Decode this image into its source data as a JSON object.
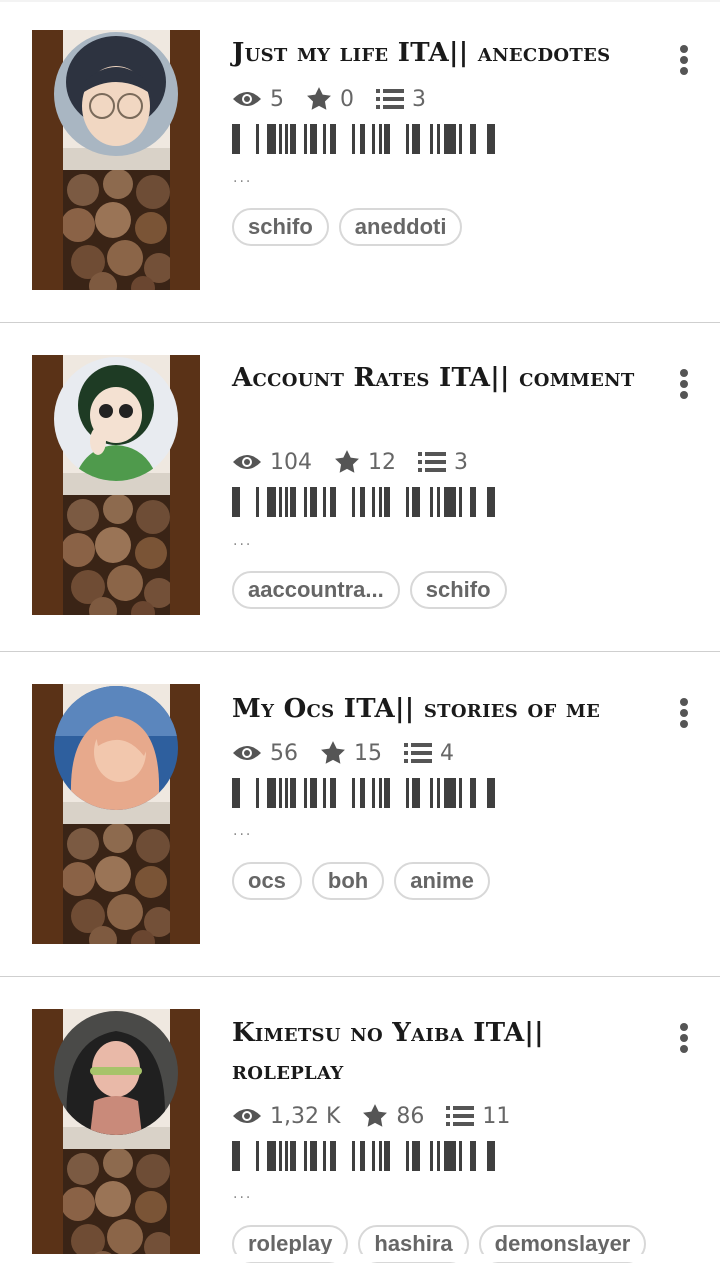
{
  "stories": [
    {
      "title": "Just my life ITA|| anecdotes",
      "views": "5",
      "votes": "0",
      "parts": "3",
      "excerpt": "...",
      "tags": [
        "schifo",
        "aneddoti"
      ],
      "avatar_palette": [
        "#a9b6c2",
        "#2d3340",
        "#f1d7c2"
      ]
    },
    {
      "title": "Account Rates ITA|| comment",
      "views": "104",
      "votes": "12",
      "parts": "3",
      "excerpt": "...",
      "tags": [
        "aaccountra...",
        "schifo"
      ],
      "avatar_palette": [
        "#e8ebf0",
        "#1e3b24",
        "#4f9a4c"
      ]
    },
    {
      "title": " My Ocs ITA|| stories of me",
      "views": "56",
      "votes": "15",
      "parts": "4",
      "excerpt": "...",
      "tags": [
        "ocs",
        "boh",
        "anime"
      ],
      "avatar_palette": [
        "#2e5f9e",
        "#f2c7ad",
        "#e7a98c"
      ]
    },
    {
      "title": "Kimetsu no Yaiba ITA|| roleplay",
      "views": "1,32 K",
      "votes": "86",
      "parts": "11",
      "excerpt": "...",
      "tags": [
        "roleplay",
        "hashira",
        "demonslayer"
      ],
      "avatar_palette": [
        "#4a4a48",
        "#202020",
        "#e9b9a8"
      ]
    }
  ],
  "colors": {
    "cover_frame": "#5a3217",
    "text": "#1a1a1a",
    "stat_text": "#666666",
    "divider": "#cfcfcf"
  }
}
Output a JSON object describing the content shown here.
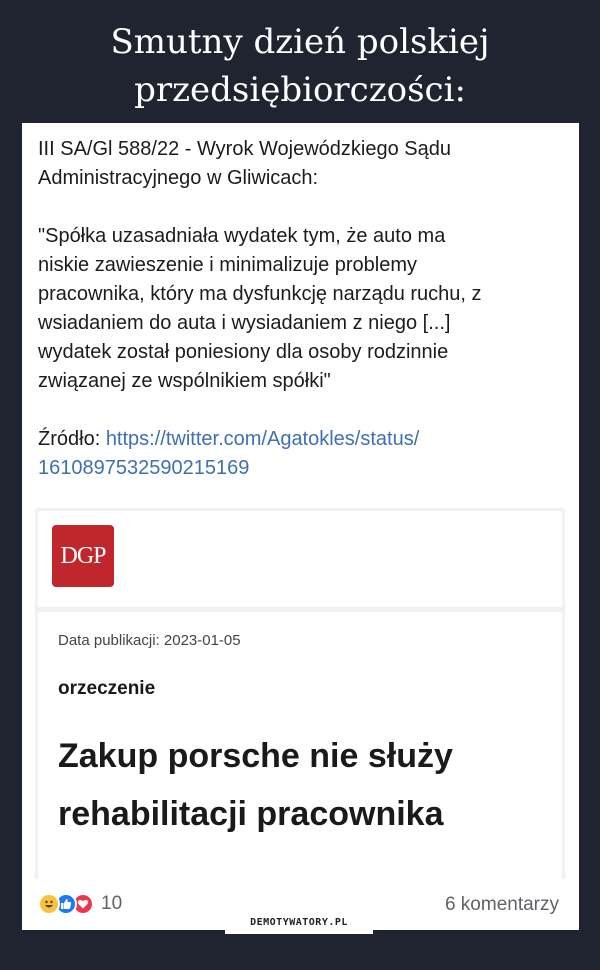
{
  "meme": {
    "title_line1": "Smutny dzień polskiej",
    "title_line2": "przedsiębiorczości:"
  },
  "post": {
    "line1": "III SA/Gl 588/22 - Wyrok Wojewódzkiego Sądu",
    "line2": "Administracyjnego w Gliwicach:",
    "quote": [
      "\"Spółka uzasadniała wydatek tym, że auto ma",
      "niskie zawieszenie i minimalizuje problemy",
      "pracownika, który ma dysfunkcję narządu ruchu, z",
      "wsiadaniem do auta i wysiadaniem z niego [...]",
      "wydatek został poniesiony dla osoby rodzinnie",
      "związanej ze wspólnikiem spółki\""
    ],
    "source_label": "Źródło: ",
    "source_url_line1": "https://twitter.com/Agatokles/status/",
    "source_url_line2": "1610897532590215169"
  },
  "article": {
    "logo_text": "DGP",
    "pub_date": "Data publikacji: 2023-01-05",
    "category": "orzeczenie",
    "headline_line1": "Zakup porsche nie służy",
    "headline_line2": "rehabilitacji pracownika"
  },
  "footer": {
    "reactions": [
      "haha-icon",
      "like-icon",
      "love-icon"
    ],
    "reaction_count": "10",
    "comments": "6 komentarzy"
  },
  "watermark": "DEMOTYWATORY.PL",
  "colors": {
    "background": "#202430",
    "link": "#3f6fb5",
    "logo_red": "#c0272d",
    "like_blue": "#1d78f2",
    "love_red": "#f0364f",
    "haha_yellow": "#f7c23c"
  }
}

**********

Objective:
Where a line in the material contains "stories", copy that line.

Answer to the exercise:
  "stories": [
      "title": " My Ocs ITA|| stories of me",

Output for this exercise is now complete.